> INSTRUCTION
Copy out each line of the material in which the word "가자미무조림" appears.

>> Start ENTRIES

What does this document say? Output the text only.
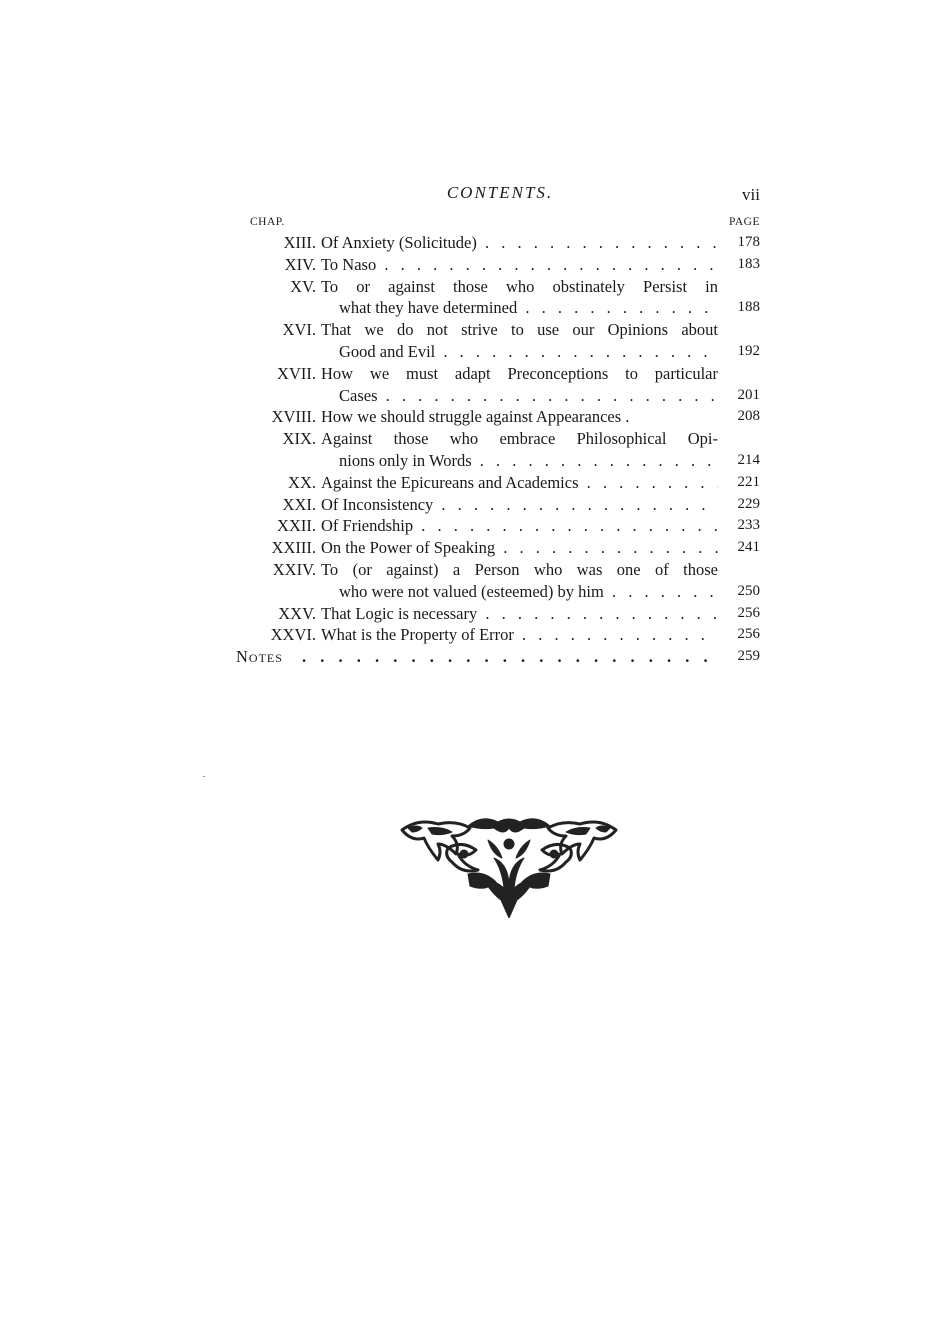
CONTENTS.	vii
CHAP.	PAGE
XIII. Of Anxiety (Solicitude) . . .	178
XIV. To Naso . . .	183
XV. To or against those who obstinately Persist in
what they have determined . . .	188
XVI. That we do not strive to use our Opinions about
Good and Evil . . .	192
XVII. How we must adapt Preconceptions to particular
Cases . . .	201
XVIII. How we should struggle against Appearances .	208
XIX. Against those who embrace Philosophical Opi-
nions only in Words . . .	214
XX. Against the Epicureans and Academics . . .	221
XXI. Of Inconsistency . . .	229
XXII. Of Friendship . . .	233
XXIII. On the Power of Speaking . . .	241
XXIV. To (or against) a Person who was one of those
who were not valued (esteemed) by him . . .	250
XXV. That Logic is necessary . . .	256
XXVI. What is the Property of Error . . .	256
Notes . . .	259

>> End ENTRIES
>> Start ENTRIES

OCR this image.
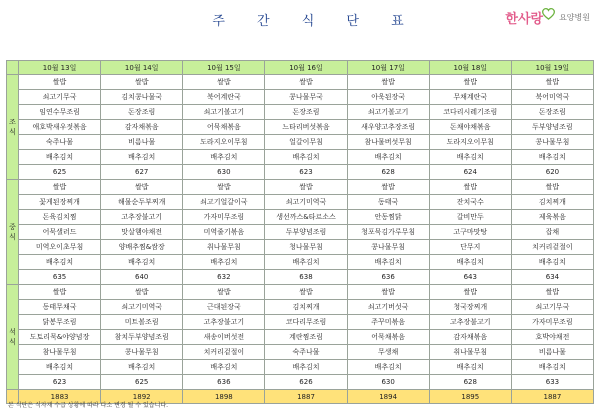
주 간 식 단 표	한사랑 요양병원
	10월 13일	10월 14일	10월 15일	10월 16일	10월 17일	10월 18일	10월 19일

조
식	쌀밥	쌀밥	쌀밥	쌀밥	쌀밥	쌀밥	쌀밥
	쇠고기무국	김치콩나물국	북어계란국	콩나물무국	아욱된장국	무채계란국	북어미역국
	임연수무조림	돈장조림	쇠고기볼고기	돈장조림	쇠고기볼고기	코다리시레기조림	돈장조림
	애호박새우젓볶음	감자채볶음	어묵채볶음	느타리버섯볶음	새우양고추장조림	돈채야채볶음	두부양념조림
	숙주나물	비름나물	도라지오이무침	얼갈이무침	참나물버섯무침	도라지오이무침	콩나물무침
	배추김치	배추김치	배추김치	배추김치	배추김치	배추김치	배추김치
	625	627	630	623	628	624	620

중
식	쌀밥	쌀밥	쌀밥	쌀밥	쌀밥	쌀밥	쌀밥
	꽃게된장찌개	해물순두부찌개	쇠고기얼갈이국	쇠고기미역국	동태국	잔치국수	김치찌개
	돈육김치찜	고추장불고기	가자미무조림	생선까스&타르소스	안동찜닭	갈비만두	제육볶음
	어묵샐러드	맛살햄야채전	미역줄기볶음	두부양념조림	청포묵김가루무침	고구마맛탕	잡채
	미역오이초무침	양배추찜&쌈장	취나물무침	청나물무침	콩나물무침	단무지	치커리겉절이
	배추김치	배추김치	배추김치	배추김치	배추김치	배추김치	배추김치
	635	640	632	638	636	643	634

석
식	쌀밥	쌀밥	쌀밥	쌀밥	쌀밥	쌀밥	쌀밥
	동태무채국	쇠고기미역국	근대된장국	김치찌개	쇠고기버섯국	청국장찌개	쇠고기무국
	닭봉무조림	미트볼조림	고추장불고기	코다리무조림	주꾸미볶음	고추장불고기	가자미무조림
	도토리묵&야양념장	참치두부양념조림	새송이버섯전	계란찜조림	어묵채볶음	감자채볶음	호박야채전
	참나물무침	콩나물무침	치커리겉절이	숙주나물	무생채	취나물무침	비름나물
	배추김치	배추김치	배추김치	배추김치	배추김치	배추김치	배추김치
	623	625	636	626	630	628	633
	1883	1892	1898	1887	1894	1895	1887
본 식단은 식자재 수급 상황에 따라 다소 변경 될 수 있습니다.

>> End ENTRIES
>> Start ENTRIES

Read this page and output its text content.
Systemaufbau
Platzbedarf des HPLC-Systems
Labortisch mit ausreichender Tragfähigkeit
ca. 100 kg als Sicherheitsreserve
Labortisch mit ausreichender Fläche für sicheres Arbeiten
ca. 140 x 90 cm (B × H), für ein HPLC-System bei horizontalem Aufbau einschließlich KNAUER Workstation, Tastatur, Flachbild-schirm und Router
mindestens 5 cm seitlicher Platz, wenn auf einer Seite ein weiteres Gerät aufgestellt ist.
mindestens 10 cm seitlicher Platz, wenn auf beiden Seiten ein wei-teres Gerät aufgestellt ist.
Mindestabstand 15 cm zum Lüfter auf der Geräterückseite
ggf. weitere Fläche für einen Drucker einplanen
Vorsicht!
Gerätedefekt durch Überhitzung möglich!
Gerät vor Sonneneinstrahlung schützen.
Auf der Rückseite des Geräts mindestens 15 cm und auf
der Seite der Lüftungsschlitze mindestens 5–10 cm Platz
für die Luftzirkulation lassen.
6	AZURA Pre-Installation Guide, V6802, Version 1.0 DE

>> End ENTRIES

> SOLUTION
	돈육김치찜	고추장불고기	가자미무조림	생선까스&타르소스	안동찜닭	갈비만두	제육볶음
	닭봉무조림	미트볼조림	고추장불고기	코다리무조림	주꾸미볶음	고추장불고기	가자미무조림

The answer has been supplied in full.